-------- Material provided

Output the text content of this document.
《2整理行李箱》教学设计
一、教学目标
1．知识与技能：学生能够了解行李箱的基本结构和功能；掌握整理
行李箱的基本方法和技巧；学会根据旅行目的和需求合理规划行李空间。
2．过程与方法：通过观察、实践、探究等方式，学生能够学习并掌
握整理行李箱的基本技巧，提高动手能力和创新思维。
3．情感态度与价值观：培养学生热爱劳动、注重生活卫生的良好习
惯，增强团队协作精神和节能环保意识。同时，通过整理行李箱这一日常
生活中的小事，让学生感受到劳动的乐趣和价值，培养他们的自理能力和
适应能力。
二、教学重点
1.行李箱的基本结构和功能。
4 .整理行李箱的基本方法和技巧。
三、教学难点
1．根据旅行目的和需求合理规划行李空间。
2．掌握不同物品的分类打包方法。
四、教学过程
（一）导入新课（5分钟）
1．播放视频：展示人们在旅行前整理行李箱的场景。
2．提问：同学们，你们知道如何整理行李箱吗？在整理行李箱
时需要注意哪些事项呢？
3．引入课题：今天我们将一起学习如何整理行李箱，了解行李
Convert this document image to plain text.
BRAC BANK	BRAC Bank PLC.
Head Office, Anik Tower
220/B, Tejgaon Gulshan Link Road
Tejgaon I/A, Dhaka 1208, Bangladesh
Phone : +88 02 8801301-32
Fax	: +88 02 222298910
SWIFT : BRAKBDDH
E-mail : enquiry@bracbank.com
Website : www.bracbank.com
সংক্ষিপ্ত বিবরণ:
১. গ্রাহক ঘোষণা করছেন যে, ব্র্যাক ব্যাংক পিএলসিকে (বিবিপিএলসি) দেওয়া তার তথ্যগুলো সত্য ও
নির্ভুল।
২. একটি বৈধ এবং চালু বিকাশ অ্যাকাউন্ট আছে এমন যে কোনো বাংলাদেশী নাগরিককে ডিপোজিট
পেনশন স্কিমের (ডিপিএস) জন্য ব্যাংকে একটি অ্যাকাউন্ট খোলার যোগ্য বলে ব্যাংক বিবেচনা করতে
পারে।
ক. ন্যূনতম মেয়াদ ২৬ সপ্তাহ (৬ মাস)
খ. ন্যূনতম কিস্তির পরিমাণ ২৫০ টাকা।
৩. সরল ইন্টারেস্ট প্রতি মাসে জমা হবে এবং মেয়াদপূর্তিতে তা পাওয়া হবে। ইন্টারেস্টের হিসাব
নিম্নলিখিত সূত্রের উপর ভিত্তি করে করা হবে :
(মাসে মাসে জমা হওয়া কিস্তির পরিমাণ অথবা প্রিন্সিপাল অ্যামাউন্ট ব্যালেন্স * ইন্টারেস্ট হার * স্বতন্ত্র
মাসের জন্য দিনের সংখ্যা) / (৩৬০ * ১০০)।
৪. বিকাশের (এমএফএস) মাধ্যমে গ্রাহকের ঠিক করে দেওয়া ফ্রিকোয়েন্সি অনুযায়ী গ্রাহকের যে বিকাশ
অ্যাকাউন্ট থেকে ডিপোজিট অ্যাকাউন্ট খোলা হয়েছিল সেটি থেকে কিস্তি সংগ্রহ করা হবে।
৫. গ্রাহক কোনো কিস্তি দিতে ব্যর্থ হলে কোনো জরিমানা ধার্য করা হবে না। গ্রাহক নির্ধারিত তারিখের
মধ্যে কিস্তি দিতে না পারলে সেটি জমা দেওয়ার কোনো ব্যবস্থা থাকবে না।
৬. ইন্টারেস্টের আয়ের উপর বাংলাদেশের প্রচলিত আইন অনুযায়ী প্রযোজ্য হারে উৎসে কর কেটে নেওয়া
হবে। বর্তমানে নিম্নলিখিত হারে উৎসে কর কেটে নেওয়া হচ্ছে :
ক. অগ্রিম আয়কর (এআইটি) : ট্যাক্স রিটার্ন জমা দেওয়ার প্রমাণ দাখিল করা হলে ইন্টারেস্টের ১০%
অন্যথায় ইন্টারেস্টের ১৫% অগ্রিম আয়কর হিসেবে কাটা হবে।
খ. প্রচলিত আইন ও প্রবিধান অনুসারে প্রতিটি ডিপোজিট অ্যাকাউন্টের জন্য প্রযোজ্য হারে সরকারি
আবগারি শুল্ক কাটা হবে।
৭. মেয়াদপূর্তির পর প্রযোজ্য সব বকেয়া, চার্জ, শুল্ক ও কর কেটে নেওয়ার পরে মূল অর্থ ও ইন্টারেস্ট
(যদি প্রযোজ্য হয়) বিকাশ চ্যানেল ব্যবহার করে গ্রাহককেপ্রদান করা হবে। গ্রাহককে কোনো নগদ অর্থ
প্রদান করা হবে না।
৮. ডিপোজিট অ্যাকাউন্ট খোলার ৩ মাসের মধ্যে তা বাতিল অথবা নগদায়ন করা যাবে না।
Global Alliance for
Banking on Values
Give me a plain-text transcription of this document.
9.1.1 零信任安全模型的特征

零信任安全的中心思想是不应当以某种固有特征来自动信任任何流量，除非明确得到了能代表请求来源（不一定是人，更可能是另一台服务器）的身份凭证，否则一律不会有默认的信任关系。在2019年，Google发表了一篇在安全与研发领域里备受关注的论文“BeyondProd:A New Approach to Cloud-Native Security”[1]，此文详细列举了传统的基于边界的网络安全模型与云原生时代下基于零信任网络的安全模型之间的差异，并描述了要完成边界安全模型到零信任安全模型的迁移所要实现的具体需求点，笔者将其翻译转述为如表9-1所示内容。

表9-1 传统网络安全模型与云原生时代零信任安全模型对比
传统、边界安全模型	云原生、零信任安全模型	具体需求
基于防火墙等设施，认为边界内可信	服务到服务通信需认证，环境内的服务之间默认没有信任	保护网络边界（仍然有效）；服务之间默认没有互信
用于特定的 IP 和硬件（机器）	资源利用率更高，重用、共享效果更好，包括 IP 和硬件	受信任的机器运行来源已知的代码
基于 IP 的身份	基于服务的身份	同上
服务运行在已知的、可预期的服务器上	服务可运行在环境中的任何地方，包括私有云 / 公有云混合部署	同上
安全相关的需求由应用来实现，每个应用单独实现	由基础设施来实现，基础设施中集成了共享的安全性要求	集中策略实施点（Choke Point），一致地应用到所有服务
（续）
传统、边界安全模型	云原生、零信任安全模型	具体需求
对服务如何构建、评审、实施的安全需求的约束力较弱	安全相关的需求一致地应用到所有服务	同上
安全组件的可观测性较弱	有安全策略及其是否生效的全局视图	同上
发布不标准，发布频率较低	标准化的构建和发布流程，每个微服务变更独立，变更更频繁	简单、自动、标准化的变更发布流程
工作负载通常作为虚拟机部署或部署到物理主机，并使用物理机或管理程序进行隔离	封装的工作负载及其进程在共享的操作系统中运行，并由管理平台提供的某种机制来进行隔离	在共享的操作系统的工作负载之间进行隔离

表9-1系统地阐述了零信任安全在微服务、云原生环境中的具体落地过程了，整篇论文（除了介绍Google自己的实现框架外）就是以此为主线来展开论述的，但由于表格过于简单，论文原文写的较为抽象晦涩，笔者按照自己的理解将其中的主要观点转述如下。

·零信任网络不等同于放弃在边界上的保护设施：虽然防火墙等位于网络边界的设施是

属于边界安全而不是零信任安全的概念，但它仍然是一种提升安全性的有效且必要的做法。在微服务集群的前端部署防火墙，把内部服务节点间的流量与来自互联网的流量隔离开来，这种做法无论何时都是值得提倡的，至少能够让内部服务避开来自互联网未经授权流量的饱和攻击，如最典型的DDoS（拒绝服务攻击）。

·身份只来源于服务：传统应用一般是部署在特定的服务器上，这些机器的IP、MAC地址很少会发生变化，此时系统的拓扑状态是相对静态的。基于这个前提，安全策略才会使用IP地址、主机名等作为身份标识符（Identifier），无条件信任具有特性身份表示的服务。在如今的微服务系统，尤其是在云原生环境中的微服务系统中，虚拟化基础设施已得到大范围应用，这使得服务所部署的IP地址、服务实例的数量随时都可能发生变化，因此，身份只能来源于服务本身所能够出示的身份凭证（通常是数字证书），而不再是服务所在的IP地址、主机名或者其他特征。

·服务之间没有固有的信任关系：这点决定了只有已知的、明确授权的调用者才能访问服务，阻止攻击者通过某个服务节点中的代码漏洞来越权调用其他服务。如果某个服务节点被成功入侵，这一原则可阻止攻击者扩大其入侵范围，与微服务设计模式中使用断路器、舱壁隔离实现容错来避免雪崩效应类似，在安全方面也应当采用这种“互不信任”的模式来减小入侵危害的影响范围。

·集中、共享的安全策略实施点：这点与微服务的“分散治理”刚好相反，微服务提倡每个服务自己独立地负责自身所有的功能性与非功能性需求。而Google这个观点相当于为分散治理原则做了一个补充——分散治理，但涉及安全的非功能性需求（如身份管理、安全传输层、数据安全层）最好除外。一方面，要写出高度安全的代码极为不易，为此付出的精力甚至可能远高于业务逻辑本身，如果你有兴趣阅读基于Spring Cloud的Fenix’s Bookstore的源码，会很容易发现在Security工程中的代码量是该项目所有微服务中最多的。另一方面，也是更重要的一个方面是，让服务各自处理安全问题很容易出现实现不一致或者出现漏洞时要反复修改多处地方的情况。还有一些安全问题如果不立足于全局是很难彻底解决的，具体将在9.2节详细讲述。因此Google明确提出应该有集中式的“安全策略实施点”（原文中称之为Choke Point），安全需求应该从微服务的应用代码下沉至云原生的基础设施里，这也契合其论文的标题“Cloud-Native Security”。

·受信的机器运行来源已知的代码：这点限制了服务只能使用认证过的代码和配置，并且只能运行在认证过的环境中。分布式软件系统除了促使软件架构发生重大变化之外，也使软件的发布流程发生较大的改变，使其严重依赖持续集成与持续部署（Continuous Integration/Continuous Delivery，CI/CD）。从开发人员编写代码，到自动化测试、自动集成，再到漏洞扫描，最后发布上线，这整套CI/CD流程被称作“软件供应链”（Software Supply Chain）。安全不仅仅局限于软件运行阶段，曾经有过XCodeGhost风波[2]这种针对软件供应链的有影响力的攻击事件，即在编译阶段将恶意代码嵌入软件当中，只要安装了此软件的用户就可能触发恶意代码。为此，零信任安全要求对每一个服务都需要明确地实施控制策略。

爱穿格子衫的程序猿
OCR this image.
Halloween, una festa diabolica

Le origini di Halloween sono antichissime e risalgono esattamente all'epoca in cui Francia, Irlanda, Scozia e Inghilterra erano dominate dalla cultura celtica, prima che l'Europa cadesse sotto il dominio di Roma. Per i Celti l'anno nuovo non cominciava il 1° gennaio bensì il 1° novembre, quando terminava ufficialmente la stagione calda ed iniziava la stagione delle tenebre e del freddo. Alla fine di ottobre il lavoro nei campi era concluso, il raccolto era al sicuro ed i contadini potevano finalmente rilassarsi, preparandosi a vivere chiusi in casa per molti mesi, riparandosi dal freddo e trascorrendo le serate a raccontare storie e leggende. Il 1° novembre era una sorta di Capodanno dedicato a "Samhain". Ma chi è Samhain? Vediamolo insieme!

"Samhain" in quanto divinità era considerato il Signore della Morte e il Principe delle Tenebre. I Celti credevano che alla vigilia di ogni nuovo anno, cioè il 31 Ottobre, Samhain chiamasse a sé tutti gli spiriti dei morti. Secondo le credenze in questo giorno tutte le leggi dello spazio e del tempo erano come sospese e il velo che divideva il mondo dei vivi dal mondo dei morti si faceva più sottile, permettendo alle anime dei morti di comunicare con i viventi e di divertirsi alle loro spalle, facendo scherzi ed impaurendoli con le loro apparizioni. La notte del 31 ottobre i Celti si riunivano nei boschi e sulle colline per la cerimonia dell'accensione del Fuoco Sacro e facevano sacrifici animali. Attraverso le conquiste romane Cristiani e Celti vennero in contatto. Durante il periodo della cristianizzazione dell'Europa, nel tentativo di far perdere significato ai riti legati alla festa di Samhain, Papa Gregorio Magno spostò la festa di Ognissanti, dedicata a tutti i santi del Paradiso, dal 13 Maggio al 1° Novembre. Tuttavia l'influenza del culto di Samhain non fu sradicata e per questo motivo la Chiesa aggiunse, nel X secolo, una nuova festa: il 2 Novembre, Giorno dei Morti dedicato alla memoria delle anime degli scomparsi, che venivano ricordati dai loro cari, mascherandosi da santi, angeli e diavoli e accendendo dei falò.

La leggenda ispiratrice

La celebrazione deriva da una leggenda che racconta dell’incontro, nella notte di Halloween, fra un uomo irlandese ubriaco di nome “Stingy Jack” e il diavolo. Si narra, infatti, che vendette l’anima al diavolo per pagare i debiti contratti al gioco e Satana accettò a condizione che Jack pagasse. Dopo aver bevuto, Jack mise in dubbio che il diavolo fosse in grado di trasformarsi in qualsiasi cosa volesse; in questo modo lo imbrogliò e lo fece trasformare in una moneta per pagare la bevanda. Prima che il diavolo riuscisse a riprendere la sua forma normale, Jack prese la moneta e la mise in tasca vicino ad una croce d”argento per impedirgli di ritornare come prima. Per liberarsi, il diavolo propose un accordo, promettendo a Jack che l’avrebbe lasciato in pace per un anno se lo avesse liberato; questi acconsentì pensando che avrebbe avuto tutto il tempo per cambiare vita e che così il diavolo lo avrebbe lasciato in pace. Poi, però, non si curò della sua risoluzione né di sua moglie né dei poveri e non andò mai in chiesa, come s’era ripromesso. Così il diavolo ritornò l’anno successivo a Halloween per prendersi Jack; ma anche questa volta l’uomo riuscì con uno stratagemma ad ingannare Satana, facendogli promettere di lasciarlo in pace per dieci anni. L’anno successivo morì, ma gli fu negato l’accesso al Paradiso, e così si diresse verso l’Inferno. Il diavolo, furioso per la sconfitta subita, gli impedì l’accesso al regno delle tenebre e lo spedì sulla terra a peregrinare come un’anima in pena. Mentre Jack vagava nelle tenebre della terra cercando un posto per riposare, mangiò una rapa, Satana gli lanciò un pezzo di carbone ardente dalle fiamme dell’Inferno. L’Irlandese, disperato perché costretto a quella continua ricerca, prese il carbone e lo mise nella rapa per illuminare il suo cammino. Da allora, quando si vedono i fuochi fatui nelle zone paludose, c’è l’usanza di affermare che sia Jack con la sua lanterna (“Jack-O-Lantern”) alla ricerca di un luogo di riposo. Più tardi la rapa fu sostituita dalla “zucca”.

----------------

> **Your instructions**: Filter the records down to the lines that contain the string "festa", and copy those lines.

> **Result of the task**:
Halloween, una festa diabolica
"Samhain" in quanto divinità era considerato il Signore della Morte e il Principe delle Tenebre. I Celti credevano che alla vigilia di ogni nuovo anno, cioè il 31 Ottobre, Samhain chiamasse a sé tutti gli spiriti dei morti. Secondo le credenze in questo giorno tutte le leggi dello spazio e del tempo erano come sospese e il velo che divideva il mondo dei vivi dal mondo dei morti si faceva più sottile, permettendo alle anime dei morti di comunicare con i viventi e di divertirsi alle loro spalle, facendo scherzi ed impaurendoli con le loro apparizioni. La notte del 31 ottobre i Celti si riunivano nei boschi e sulle colline per la cerimonia dell'accensione del Fuoco Sacro e facevano sacrifici animali. Attraverso le conquiste romane Cristiani e Celti vennero in contatto. Durante il periodo della cristianizzazione dell'Europa, nel tentativo di far perdere significato ai riti legati alla festa di Samhain, Papa Gregorio Magno spostò la festa di Ognissanti, dedicata a tutti i santi del Paradiso, dal 13 Maggio al 1° Novembre. Tuttavia l'influenza del culto di Samhain non fu sradicata e per questo motivo la Chiesa aggiunse, nel X secolo, una nuova festa: il 2 Novembre, Giorno dei Morti dedicato alla memoria delle anime degli scomparsi, che venivano ricordati dai loro cari, mascherandosi da santi, angeli e diavoli e accendendo dei falò.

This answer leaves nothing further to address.